* **DATA FOR PROCESSING**:
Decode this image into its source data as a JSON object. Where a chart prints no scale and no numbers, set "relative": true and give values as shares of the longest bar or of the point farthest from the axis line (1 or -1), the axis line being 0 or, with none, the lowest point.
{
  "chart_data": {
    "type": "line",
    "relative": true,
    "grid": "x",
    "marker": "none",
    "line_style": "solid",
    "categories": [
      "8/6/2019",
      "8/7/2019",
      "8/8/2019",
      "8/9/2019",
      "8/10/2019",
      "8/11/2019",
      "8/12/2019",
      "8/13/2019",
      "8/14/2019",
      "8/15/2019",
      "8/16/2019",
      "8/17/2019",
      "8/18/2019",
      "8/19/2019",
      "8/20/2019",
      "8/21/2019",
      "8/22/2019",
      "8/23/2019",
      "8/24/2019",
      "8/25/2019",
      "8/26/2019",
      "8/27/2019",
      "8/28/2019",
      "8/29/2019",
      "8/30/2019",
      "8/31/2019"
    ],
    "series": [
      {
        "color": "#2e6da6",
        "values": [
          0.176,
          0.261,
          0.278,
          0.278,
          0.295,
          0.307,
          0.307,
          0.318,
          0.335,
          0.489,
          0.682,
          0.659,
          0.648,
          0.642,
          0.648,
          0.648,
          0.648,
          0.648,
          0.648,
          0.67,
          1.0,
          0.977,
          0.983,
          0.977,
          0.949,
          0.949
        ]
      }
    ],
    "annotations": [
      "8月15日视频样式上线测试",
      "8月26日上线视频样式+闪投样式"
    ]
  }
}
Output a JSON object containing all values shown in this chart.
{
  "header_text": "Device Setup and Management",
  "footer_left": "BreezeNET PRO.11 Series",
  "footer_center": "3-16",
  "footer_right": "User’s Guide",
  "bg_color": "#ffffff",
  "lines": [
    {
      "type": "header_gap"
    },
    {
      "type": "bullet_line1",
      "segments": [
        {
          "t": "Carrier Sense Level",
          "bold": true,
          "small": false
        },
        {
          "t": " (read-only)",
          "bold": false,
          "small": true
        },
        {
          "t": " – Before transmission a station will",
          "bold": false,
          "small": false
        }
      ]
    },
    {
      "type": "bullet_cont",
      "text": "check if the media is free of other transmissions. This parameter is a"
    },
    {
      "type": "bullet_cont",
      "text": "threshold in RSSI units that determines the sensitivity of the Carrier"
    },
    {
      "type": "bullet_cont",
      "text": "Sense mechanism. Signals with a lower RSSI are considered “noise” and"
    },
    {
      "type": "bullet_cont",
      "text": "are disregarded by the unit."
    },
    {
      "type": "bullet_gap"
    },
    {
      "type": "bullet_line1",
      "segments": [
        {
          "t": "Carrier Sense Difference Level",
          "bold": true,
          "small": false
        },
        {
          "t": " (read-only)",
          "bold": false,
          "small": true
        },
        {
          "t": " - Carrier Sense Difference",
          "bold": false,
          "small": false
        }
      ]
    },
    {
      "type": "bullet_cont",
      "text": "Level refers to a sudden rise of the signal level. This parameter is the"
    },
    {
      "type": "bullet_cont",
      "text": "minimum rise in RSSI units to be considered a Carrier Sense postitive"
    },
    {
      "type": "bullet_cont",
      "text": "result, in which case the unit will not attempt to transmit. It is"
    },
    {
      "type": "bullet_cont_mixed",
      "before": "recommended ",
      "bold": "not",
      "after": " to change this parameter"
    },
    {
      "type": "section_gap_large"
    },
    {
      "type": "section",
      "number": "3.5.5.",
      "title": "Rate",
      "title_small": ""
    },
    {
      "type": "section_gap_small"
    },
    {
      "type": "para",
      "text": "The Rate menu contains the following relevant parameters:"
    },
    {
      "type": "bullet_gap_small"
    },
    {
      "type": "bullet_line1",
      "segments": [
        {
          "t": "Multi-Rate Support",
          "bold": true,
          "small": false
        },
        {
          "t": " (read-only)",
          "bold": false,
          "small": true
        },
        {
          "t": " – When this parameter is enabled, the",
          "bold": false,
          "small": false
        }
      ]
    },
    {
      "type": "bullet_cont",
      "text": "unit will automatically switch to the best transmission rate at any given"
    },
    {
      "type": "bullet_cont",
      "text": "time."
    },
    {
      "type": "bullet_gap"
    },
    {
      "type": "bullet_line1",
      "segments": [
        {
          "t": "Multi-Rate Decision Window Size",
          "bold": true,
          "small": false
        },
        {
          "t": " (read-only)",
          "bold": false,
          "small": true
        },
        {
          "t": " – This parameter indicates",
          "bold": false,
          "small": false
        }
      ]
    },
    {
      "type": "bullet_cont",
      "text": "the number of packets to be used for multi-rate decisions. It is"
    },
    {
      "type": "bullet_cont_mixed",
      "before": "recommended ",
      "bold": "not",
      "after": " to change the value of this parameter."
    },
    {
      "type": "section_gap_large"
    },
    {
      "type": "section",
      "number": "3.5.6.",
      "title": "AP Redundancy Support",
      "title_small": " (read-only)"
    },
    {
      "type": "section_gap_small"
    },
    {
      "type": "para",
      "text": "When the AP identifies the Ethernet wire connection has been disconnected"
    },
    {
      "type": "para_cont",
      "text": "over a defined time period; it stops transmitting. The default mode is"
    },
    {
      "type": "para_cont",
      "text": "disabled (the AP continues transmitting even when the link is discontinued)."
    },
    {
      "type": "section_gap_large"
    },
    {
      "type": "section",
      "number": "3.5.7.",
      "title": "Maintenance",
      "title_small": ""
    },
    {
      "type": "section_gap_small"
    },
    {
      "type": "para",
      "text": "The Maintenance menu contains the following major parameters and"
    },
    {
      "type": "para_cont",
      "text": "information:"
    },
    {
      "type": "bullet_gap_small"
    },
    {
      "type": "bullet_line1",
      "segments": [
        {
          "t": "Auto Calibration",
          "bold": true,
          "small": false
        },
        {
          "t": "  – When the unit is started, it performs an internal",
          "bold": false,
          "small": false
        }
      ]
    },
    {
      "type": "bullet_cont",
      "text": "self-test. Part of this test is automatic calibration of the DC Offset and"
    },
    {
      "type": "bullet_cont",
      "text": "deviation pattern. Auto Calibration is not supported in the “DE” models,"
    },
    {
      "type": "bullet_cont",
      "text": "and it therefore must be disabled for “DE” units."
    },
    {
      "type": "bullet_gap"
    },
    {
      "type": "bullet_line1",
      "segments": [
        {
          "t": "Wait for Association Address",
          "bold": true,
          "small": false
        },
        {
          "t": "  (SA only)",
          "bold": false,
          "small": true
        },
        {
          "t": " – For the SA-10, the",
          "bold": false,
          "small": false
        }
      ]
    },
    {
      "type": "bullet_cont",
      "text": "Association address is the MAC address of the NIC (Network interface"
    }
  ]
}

* **TASK DESCRIPTION**: Could you quote the material above in full, exactly as it stands?

* **THE COMPLETED TASK**:
Decode this image into its source data as a JSON object. Where a chart prints no scale and no numbers, set "relative": true and give values as shares of the longest bar or of the point farthest from the axis line (1 or -1), the axis line being 0 or, with none, the lowest point.
{
  "chart_data": {
    "type": "line",
    "relative": true,
    "grid": "x",
    "marker": "none",
    "line_style": "solid",
    "categories": [
      "8/6/2019",
      "8/7/2019",
      "8/8/2019",
      "8/9/2019",
      "8/10/2019",
      "8/11/2019",
      "8/12/2019",
      "8/13/2019",
      "8/14/2019",
      "8/15/2019",
      "8/16/2019",
      "8/17/2019",
      "8/18/2019",
      "8/19/2019",
      "8/20/2019",
      "8/21/2019",
      "8/22/2019",
      "8/23/2019",
      "8/24/2019",
      "8/25/2019",
      "8/26/2019",
      "8/27/2019",
      "8/28/2019",
      "8/29/2019",
      "8/30/2019",
      "8/31/2019"
    ],
    "series": [
      {
        "color": "#2e6da6",
        "values": [
          0.176,
          0.261,
          0.278,
          0.278,
          0.295,
          0.307,
          0.307,
          0.318,
          0.335,
          0.489,
          0.682,
          0.659,
          0.648,
          0.642,
          0.648,
          0.648,
          0.648,
          0.648,
          0.648,
          0.67,
          1.0,
          0.977,
          0.983,
          0.977,
          0.949,
          0.949
        ]
      }
    ],
    "annotations": [
      "8月15日视频样式上线测试",
      "8月26日上线视频样式+闪投样式"
    ]
  }
}
Output a JSON object containing all values shown in this chart.
{
  "header_text": "Device Setup and Management",
  "footer_left": "BreezeNET PRO.11 Series",
  "footer_center": "3-16",
  "footer_right": "User’s Guide",
  "bg_color": "#ffffff",
  "lines": [
    {
      "type": "header_gap"
    },
    {
      "type": "bullet_line1",
      "segments": [
        {
          "t": "Carrier Sense Level",
          "bold": true,
          "small": false
        },
        {
          "t": " (read-only)",
          "bold": false,
          "small": true
        },
        {
          "t": " – Before transmission a station will",
          "bold": false,
          "small": false
        }
      ]
    },
    {
      "type": "bullet_cont",
      "text": "check if the media is free of other transmissions. This parameter is a"
    },
    {
      "type": "bullet_cont",
      "text": "threshold in RSSI units that determines the sensitivity of the Carrier"
    },
    {
      "type": "bullet_cont",
      "text": "Sense mechanism. Signals with a lower RSSI are considered “noise” and"
    },
    {
      "type": "bullet_cont",
      "text": "are disregarded by the unit."
    },
    {
      "type": "bullet_gap"
    },
    {
      "type": "bullet_line1",
      "segments": [
        {
          "t": "Carrier Sense Difference Level",
          "bold": true,
          "small": false
        },
        {
          "t": " (read-only)",
          "bold": false,
          "small": true
        },
        {
          "t": " - Carrier Sense Difference",
          "bold": false,
          "small": false
        }
      ]
    },
    {
      "type": "bullet_cont",
      "text": "Level refers to a sudden rise of the signal level. This parameter is the"
    },
    {
      "type": "bullet_cont",
      "text": "minimum rise in RSSI units to be considered a Carrier Sense postitive"
    },
    {
      "type": "bullet_cont",
      "text": "result, in which case the unit will not attempt to transmit. It is"
    },
    {
      "type": "bullet_cont_mixed",
      "before": "recommended ",
      "bold": "not",
      "after": " to change this parameter"
    },
    {
      "type": "section_gap_large"
    },
    {
      "type": "section",
      "number": "3.5.5.",
      "title": "Rate",
      "title_small": ""
    },
    {
      "type": "section_gap_small"
    },
    {
      "type": "para",
      "text": "The Rate menu contains the following relevant parameters:"
    },
    {
      "type": "bullet_gap_small"
    },
    {
      "type": "bullet_line1",
      "segments": [
        {
          "t": "Multi-Rate Support",
          "bold": true,
          "small": false
        },
        {
          "t": " (read-only)",
          "bold": false,
          "small": true
        },
        {
          "t": " – When this parameter is enabled, the",
          "bold": false,
          "small": false
        }
      ]
    },
    {
      "type": "bullet_cont",
      "text": "unit will automatically switch to the best transmission rate at any given"
    },
    {
      "type": "bullet_cont",
      "text": "time."
    },
    {
      "type": "bullet_gap"
    },
    {
      "type": "bullet_line1",
      "segments": [
        {
          "t": "Multi-Rate Decision Window Size",
          "bold": true,
          "small": false
        },
        {
          "t": " (read-only)",
          "bold": false,
          "small": true
        },
        {
          "t": " – This parameter indicates",
          "bold": false,
          "small": false
        }
      ]
    },
    {
      "type": "bullet_cont",
      "text": "the number of packets to be used for multi-rate decisions. It is"
    },
    {
      "type": "bullet_cont_mixed",
      "before": "recommended ",
      "bold": "not",
      "after": " to change the value of this parameter."
    },
    {
      "type": "section_gap_large"
    },
    {
      "type": "section",
      "number": "3.5.6.",
      "title": "AP Redundancy Support",
      "title_small": " (read-only)"
    },
    {
      "type": "section_gap_small"
    },
    {
      "type": "para",
      "text": "When the AP identifies the Ethernet wire connection has been disconnected"
    },
    {
      "type": "para_cont",
      "text": "over a defined time period; it stops transmitting. The default mode is"
    },
    {
      "type": "para_cont",
      "text": "disabled (the AP continues transmitting even when the link is discontinued)."
    },
    {
      "type": "section_gap_large"
    },
    {
      "type": "section",
      "number": "3.5.7.",
      "title": "Maintenance",
      "title_small": ""
    },
    {
      "type": "section_gap_small"
    },
    {
      "type": "para",
      "text": "The Maintenance menu contains the following major parameters and"
    },
    {
      "type": "para_cont",
      "text": "information:"
    },
    {
      "type": "bullet_gap_small"
    },
    {
      "type": "bullet_line1",
      "segments": [
        {
          "t": "Auto Calibration",
          "bold": true,
          "small": false
        },
        {
          "t": "  – When the unit is started, it performs an internal",
          "bold": false,
          "small": false
        }
      ]
    },
    {
      "type": "bullet_cont",
      "text": "self-test. Part of this test is automatic calibration of the DC Offset and"
    },
    {
      "type": "bullet_cont",
      "text": "deviation pattern. Auto Calibration is not supported in the “DE” models,"
    },
    {
      "type": "bullet_cont",
      "text": "and it therefore must be disabled for “DE” units."
    },
    {
      "type": "bullet_gap"
    },
    {
      "type": "bullet_line1",
      "segments": [
        {
          "t": "Wait for Association Address",
          "bold": true,
          "small": false
        },
        {
          "t": "  (SA only)",
          "bold": false,
          "small": true
        },
        {
          "t": " – For the SA-10, the",
          "bold": false,
          "small": false
        }
      ]
    },
    {
      "type": "bullet_cont",
      "text": "Association address is the MAC address of the NIC (Network interface"
    }
  ]
}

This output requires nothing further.